• **Problem to work on**
Say whether each statement below agrees with the forum excerpt, answering yes or no and quoting the deciding words: (a) one poster's mum worked in the NHS; (b) Labour backbenchers supported the spending cuts; (c) help for young mums of under-3s is already time limited.

• **Text segment**
But the above takes money and investment.

Some of the biggest Welfare spends are on Childcare, SEND and Pensions.... how would you cut these & still get elected? or is it more a case of "Get Lab to do this instead of the Tories/Reform in 2029" We can blame them, whilst not reversing any of it.

As to the NHS working well in 80s and 90s? you re joking? it was an utter mess, my mum was working in it, fragmented, under funded and a Govt that drew up plans to privatise and sell it off.

I think posters are just relieved at the thought of finally hitting rock bottom and confronting our issues rather than clinging on by our fingertips all the time and chanting ‘at least we’re still here’.

1dayatatime · 19/05/2026 08:03

lemonmeringuefry · 18/05/2026 22:36

From what I read there is room - just not as much as we all might like. So it will have to be both tax increases and cuts to spending.

I don't understand how the majority of UC payments can be made time limited though. Disabled people and their carers surely don't get time limited help in other countries if their disabilities aren't time limited? Young mums to under 3s are already time limited and most people on unemployment benefit will find a job eventually but not quite sure what happens to those that don't?

Tax increases and cuts to spending was meant to be the Labour economic policy. The tax increases were implemented, however the spending cuts were opposed by the Labour backbenchers.

• **Recorded data**
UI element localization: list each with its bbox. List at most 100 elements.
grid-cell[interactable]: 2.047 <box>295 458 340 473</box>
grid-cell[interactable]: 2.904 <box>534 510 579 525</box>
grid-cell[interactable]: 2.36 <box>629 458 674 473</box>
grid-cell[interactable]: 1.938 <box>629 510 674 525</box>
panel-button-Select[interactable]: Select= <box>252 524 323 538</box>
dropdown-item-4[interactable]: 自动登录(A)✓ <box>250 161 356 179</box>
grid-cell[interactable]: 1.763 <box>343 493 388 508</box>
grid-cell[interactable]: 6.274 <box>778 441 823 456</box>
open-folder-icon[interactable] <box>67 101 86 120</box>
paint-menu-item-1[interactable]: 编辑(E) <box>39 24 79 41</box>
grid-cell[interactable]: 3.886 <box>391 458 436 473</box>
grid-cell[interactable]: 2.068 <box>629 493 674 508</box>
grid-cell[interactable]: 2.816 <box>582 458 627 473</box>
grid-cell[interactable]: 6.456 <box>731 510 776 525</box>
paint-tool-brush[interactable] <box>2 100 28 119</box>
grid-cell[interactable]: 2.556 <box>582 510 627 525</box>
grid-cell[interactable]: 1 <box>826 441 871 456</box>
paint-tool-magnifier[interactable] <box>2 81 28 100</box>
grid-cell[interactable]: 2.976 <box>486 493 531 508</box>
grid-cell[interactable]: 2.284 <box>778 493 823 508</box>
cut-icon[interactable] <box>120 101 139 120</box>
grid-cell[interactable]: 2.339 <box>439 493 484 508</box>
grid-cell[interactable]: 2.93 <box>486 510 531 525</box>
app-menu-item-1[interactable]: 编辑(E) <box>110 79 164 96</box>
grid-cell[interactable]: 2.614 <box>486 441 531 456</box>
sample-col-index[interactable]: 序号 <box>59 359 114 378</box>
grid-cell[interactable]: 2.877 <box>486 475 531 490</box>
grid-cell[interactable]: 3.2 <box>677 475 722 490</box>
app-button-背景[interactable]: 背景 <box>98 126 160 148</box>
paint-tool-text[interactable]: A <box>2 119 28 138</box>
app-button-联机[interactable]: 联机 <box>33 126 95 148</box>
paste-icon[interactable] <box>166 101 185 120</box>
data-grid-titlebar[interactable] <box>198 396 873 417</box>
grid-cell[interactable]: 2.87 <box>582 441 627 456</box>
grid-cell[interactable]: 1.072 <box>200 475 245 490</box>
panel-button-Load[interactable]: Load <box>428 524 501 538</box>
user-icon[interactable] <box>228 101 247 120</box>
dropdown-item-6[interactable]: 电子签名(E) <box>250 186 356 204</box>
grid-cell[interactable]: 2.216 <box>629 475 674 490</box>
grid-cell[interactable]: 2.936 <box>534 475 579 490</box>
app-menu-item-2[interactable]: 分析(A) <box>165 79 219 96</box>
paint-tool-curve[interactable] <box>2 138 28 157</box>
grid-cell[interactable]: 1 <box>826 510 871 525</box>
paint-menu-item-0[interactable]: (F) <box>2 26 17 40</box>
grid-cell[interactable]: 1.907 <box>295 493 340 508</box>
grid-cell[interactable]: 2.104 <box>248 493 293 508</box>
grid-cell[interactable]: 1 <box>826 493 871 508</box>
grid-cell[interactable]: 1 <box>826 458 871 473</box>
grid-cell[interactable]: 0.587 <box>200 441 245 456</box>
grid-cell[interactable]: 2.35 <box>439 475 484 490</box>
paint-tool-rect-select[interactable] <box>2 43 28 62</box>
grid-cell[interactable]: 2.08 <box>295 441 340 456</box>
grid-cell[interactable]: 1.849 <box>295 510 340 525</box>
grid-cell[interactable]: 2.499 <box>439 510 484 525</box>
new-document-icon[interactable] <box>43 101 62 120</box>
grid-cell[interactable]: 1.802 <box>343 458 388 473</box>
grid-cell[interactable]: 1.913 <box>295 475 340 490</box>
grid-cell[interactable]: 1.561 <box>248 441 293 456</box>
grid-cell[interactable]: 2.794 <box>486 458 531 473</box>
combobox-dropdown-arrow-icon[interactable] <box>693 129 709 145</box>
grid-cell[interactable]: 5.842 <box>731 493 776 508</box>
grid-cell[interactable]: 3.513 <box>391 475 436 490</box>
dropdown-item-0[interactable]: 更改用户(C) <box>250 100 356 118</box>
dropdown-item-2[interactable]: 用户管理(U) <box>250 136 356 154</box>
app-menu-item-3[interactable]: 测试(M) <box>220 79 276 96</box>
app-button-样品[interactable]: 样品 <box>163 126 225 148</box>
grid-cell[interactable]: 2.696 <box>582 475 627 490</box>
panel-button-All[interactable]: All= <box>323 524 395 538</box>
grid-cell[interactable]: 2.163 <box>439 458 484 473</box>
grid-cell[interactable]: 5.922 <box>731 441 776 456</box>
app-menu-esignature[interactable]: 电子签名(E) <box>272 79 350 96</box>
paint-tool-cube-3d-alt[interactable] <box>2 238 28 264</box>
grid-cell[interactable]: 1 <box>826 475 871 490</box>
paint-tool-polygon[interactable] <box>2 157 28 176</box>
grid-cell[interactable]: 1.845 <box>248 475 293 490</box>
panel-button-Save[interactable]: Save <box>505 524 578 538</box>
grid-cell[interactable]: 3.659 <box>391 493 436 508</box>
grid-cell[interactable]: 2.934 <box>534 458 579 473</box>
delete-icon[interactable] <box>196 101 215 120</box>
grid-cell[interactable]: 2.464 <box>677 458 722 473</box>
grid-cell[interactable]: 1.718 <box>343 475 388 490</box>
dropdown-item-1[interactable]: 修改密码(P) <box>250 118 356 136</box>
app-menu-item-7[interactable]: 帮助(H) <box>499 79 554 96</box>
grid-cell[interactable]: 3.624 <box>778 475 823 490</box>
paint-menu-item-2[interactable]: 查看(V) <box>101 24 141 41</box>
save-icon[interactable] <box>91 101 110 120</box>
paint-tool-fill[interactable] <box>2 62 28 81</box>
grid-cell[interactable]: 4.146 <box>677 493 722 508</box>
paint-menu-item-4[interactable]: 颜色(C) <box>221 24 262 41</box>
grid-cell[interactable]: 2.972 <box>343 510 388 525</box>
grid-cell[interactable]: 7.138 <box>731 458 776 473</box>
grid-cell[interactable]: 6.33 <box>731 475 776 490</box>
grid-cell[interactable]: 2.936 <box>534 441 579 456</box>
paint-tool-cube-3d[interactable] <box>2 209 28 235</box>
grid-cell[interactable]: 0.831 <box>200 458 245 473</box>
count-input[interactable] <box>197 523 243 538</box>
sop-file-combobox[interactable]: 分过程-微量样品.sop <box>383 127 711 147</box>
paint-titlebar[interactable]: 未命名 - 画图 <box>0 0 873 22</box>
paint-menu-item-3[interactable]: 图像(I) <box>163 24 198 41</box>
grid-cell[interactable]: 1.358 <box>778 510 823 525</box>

• **Answer to the problem**
(a) Yes: "my mum was working in it"
(b) No: "the spending cuts were opposed by the Labour backbenchers"
(c) Yes: "Young mums to under 3s are already time limited"